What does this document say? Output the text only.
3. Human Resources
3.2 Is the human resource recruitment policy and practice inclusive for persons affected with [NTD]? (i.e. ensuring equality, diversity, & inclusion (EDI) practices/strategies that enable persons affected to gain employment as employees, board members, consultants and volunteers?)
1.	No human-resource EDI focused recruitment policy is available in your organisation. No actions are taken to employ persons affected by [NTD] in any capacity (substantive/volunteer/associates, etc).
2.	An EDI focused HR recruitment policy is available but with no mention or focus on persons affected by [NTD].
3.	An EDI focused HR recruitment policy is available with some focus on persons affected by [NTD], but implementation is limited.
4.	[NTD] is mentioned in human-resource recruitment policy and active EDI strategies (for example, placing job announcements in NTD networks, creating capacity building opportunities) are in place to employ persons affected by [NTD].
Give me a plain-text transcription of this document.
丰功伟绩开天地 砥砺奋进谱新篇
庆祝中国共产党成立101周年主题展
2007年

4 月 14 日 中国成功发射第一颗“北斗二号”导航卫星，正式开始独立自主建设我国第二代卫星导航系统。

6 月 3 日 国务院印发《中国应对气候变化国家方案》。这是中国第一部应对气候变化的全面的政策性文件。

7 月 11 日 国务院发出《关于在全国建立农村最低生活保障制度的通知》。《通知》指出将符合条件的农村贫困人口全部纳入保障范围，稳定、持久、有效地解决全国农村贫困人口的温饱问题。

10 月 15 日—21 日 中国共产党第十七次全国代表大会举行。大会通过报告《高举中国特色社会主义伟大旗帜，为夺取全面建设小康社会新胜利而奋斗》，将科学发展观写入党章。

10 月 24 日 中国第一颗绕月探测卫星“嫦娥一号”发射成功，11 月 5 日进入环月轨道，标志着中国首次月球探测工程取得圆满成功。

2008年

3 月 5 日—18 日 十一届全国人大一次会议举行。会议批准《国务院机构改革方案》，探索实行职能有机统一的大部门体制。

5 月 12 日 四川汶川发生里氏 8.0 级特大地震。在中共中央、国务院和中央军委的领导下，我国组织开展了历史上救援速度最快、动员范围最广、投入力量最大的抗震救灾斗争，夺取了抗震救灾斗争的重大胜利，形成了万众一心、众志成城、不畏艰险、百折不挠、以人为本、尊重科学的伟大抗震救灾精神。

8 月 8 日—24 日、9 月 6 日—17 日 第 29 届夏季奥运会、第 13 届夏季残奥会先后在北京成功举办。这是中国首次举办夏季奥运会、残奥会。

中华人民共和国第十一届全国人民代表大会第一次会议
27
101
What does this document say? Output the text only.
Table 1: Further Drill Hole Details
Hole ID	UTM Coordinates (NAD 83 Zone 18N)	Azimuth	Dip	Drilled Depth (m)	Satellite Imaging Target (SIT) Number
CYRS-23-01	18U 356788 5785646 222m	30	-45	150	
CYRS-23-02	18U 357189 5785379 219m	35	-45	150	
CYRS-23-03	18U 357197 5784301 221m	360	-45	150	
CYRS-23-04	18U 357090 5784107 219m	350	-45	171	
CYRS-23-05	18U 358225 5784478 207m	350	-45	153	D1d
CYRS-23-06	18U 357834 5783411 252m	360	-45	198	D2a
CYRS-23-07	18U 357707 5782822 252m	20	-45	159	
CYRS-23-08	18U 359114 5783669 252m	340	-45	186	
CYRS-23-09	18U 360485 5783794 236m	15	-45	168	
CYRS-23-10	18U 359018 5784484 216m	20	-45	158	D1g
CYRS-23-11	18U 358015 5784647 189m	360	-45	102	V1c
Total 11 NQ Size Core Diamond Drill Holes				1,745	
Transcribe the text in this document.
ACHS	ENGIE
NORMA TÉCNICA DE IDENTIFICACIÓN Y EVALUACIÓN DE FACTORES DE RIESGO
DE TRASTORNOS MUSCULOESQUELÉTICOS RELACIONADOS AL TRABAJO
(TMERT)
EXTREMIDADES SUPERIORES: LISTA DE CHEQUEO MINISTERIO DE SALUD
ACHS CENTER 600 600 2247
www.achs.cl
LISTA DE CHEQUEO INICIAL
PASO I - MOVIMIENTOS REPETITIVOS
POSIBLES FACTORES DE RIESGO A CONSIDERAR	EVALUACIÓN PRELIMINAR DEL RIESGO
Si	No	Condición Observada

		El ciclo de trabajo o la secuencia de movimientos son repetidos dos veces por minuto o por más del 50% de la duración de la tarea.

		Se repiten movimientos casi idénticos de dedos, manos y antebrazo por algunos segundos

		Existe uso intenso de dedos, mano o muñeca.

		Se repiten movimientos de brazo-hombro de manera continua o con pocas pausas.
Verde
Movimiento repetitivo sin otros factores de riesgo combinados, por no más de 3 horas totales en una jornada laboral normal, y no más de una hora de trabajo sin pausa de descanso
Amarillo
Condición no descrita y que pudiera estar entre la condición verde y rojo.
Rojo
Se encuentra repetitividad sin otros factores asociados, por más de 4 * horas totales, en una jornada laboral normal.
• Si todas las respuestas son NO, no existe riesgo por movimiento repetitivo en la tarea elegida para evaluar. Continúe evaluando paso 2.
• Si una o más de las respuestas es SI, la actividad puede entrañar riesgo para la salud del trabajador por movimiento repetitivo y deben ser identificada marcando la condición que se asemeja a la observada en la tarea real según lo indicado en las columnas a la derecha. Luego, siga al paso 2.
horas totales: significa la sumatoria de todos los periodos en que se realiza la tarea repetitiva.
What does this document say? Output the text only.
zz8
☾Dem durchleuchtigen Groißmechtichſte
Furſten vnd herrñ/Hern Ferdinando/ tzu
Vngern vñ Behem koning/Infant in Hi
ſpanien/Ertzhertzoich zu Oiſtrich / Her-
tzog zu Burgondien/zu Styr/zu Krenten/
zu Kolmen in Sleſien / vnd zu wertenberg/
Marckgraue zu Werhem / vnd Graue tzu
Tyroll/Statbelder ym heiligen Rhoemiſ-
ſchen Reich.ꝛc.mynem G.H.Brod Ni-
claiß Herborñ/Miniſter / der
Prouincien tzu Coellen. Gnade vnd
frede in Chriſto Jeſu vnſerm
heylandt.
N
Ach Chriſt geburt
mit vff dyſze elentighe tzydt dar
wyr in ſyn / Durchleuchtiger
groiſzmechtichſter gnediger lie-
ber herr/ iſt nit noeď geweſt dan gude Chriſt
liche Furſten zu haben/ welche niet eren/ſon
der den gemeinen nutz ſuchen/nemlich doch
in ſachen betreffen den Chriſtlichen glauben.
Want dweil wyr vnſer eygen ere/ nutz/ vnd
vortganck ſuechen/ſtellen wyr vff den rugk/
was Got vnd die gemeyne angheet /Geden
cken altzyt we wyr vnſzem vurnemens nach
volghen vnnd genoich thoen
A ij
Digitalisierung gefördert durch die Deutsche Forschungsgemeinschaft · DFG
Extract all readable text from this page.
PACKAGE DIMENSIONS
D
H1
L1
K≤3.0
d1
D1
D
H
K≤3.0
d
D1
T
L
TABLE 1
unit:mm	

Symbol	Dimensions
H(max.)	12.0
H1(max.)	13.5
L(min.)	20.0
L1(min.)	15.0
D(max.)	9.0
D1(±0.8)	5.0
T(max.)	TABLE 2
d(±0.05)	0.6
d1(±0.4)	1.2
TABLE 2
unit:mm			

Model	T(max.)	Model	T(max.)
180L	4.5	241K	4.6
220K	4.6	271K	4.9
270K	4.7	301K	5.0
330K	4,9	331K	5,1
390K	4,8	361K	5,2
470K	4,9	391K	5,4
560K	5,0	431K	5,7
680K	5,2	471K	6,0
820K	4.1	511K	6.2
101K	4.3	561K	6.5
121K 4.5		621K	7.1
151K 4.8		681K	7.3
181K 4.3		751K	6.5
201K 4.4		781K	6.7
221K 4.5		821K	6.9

○ ○ ○ ○

> _Problem_
Copy out the material word for word and line for line.

> _Solved exercise_
What does this document say? Output the text only.
3. Human Resources
3.2 Is the human resource recruitment policy and practice inclusive for persons affected with [NTD]? (i.e. ensuring equality, diversity, & inclusion (EDI) practices/strategies that enable persons affected to gain employment as employees, board members, consultants and volunteers?)
1.	No human-resource EDI focused recruitment policy is available in your organisation. No actions are taken to employ persons affected by [NTD] in any capacity (substantive/volunteer/associates, etc).
2.	An EDI focused HR recruitment policy is available but with no mention or focus on persons affected by [NTD].
3.	An EDI focused HR recruitment policy is available with some focus on persons affected by [NTD], but implementation is limited.
4.	[NTD] is mentioned in human-resource recruitment policy and active EDI strategies (for example, placing job announcements in NTD networks, creating capacity building opportunities) are in place to employ persons affected by [NTD].
Give me a plain-text transcription of this document.
丰功伟绩开天地 砥砺奋进谱新篇
庆祝中国共产党成立101周年主题展
2007年

4 月 14 日 中国成功发射第一颗“北斗二号”导航卫星，正式开始独立自主建设我国第二代卫星导航系统。

6 月 3 日 国务院印发《中国应对气候变化国家方案》。这是中国第一部应对气候变化的全面的政策性文件。

7 月 11 日 国务院发出《关于在全国建立农村最低生活保障制度的通知》。《通知》指出将符合条件的农村贫困人口全部纳入保障范围，稳定、持久、有效地解决全国农村贫困人口的温饱问题。

10 月 15 日—21 日 中国共产党第十七次全国代表大会举行。大会通过报告《高举中国特色社会主义伟大旗帜，为夺取全面建设小康社会新胜利而奋斗》，将科学发展观写入党章。

10 月 24 日 中国第一颗绕月探测卫星“嫦娥一号”发射成功，11 月 5 日进入环月轨道，标志着中国首次月球探测工程取得圆满成功。

2008年

3 月 5 日—18 日 十一届全国人大一次会议举行。会议批准《国务院机构改革方案》，探索实行职能有机统一的大部门体制。

5 月 12 日 四川汶川发生里氏 8.0 级特大地震。在中共中央、国务院和中央军委的领导下，我国组织开展了历史上救援速度最快、动员范围最广、投入力量最大的抗震救灾斗争，夺取了抗震救灾斗争的重大胜利，形成了万众一心、众志成城、不畏艰险、百折不挠、以人为本、尊重科学的伟大抗震救灾精神。

8 月 8 日—24 日、9 月 6 日—17 日 第 29 届夏季奥运会、第 13 届夏季残奥会先后在北京成功举办。这是中国首次举办夏季奥运会、残奥会。

中华人民共和国第十一届全国人民代表大会第一次会议
27
101
What does this document say? Output the text only.
Table 1: Further Drill Hole Details
Hole ID	UTM Coordinates (NAD 83 Zone 18N)	Azimuth	Dip	Drilled Depth (m)	Satellite Imaging Target (SIT) Number
CYRS-23-01	18U 356788 5785646 222m	30	-45	150	
CYRS-23-02	18U 357189 5785379 219m	35	-45	150	
CYRS-23-03	18U 357197 5784301 221m	360	-45	150	
CYRS-23-04	18U 357090 5784107 219m	350	-45	171	
CYRS-23-05	18U 358225 5784478 207m	350	-45	153	D1d
CYRS-23-06	18U 357834 5783411 252m	360	-45	198	D2a
CYRS-23-07	18U 357707 5782822 252m	20	-45	159	
CYRS-23-08	18U 359114 5783669 252m	340	-45	186	
CYRS-23-09	18U 360485 5783794 236m	15	-45	168	
CYRS-23-10	18U 359018 5784484 216m	20	-45	158	D1g
CYRS-23-11	18U 358015 5784647 189m	360	-45	102	V1c
Total 11 NQ Size Core Diamond Drill Holes				1,745	
Transcribe the text in this document.
ACHS	ENGIE
NORMA TÉCNICA DE IDENTIFICACIÓN Y EVALUACIÓN DE FACTORES DE RIESGO
DE TRASTORNOS MUSCULOESQUELÉTICOS RELACIONADOS AL TRABAJO
(TMERT)
EXTREMIDADES SUPERIORES: LISTA DE CHEQUEO MINISTERIO DE SALUD
ACHS CENTER 600 600 2247
www.achs.cl
LISTA DE CHEQUEO INICIAL
PASO I - MOVIMIENTOS REPETITIVOS
POSIBLES FACTORES DE RIESGO A CONSIDERAR	EVALUACIÓN PRELIMINAR DEL RIESGO
Si	No	Condición Observada

		El ciclo de trabajo o la secuencia de movimientos son repetidos dos veces por minuto o por más del 50% de la duración de la tarea.

		Se repiten movimientos casi idénticos de dedos, manos y antebrazo por algunos segundos

		Existe uso intenso de dedos, mano o muñeca.

		Se repiten movimientos de brazo-hombro de manera continua o con pocas pausas.
Verde
Movimiento repetitivo sin otros factores de riesgo combinados, por no más de 3 horas totales en una jornada laboral normal, y no más de una hora de trabajo sin pausa de descanso
Amarillo
Condición no descrita y que pudiera estar entre la condición verde y rojo.
Rojo
Se encuentra repetitividad sin otros factores asociados, por más de 4 * horas totales, en una jornada laboral normal.
• Si todas las respuestas son NO, no existe riesgo por movimiento repetitivo en la tarea elegida para evaluar. Continúe evaluando paso 2.
• Si una o más de las respuestas es SI, la actividad puede entrañar riesgo para la salud del trabajador por movimiento repetitivo y deben ser identificada marcando la condición que se asemeja a la observada en la tarea real según lo indicado en las columnas a la derecha. Luego, siga al paso 2.
horas totales: significa la sumatoria de todos los periodos en que se realiza la tarea repetitiva.
What does this document say? Output the text only.
zz8
☾Dem durchleuchtigen Groißmechtichſte
Furſten vnd herrñ/Hern Ferdinando/ tzu
Vngern vñ Behem koning/Infant in Hi
ſpanien/Ertzhertzoich zu Oiſtrich / Her-
tzog zu Burgondien/zu Styr/zu Krenten/
zu Kolmen in Sleſien / vnd zu wertenberg/
Marckgraue zu Werhem / vnd Graue tzu
Tyroll/Statbelder ym heiligen Rhoemiſ-
ſchen Reich.ꝛc.mynem G.H.Brod Ni-
claiß Herborñ/Miniſter / der
Prouincien tzu Coellen. Gnade vnd
frede in Chriſto Jeſu vnſerm
heylandt.
N
Ach Chriſt geburt
mit vff dyſze elentighe tzydt dar
wyr in ſyn / Durchleuchtiger
groiſzmechtichſter gnediger lie-
ber herr/ iſt nit noeď geweſt dan gude Chriſt
liche Furſten zu haben/ welche niet eren/ſon
der den gemeinen nutz ſuchen/nemlich doch
in ſachen betreffen den Chriſtlichen glauben.
Want dweil wyr vnſer eygen ere/ nutz/ vnd
vortganck ſuechen/ſtellen wyr vff den rugk/
was Got vnd die gemeyne angheet /Geden
cken altzyt we wyr vnſzem vurnemens nach
volghen vnnd genoich thoen
A ij
Digitalisierung gefördert durch die Deutsche Forschungsgemeinschaft · DFG
Extract all readable text from this page.
PACKAGE DIMENSIONS
D
H1
L1
K≤3.0
d1
D1
D
H
K≤3.0
d
D1
T
L
TABLE 1
unit:mm	

Symbol	Dimensions
H(max.)	12.0
H1(max.)	13.5
L(min.)	20.0
L1(min.)	15.0
D(max.)	9.0
D1(±0.8)	5.0
T(max.)	TABLE 2
d(±0.05)	0.6
d1(±0.4)	1.2
TABLE 2
unit:mm			

Model	T(max.)	Model	T(max.)
180L	4.5	241K	4.6
220K	4.6	271K	4.9
270K	4.7	301K	5.0
330K	4,9	331K	5,1
390K	4,8	361K	5,2
470K	4,9	391K	5,4
560K	5,0	431K	5,7
680K	5,2	471K	6,0
820K	4.1	511K	6.2
101K	4.3	561K	6.5
121K 4.5		621K	7.1
151K 4.8		681K	7.3
181K 4.3		751K	6.5
201K 4.4		781K	6.7
221K 4.5		821K	6.9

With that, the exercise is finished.